Short exercise: Using the entries that follow, collect the lines where the word "data" appears.

The input:
==============================
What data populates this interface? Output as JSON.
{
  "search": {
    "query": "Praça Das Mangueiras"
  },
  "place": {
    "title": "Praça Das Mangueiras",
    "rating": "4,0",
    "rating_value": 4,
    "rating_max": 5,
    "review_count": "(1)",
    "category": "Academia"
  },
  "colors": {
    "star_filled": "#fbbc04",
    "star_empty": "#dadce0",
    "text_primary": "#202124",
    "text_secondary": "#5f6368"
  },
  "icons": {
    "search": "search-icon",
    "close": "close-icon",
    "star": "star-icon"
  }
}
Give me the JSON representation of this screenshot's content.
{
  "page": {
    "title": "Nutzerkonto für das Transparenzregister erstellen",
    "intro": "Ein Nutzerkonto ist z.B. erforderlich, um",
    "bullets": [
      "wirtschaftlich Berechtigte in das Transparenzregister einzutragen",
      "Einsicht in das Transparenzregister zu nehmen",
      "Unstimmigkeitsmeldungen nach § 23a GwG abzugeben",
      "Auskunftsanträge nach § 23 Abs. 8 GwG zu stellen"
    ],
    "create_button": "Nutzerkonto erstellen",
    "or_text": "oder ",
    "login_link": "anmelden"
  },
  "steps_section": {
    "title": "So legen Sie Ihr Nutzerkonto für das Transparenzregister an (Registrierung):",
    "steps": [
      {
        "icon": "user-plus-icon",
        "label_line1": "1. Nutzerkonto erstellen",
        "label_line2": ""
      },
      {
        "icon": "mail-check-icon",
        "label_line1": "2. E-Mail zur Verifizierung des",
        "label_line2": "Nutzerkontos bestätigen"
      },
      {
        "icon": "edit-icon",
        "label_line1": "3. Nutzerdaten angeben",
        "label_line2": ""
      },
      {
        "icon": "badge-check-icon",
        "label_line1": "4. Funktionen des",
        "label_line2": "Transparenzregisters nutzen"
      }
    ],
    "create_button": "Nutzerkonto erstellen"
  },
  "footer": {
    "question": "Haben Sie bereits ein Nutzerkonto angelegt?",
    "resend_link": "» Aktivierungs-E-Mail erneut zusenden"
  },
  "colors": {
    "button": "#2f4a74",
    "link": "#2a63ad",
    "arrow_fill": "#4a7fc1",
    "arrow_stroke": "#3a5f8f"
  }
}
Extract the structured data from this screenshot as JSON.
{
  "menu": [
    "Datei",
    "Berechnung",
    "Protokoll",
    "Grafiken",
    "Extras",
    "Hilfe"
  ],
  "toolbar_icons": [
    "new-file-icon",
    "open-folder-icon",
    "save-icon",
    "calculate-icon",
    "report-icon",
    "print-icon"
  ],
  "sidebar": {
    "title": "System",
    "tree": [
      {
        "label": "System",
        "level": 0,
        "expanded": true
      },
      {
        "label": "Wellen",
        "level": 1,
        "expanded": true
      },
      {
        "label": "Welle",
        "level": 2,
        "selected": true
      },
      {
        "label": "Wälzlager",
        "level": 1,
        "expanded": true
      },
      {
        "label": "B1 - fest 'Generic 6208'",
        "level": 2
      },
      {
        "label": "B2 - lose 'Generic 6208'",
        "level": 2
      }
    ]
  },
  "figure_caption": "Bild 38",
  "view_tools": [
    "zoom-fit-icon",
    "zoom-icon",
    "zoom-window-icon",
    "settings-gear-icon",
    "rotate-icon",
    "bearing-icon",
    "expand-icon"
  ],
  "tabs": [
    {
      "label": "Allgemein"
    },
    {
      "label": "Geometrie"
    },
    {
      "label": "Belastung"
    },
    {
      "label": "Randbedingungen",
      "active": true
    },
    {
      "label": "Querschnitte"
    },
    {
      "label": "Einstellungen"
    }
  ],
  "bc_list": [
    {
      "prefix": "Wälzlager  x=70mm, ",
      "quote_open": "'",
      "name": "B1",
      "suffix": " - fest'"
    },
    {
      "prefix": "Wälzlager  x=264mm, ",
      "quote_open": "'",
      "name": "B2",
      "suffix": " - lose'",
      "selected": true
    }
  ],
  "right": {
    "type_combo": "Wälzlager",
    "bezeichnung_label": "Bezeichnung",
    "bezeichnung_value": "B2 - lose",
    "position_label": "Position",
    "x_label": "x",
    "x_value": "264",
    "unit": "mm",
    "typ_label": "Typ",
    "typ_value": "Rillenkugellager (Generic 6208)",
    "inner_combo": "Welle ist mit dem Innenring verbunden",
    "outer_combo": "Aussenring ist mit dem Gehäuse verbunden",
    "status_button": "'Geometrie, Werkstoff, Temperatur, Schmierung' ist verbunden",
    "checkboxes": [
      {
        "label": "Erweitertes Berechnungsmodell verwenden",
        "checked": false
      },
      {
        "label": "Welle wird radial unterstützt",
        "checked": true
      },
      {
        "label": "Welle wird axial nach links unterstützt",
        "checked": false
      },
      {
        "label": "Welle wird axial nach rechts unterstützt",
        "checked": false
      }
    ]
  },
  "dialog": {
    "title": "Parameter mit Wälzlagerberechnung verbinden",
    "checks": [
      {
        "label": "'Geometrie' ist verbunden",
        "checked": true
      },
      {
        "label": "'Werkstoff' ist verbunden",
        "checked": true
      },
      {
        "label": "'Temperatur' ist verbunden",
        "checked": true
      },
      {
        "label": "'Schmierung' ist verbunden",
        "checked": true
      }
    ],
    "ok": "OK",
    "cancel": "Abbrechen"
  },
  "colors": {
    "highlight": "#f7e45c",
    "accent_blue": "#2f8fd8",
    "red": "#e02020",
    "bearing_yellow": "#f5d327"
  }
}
==============================
Completed exercise:
What data populates this interface? Output as JSON.
Extract the structured data from this screenshot as JSON.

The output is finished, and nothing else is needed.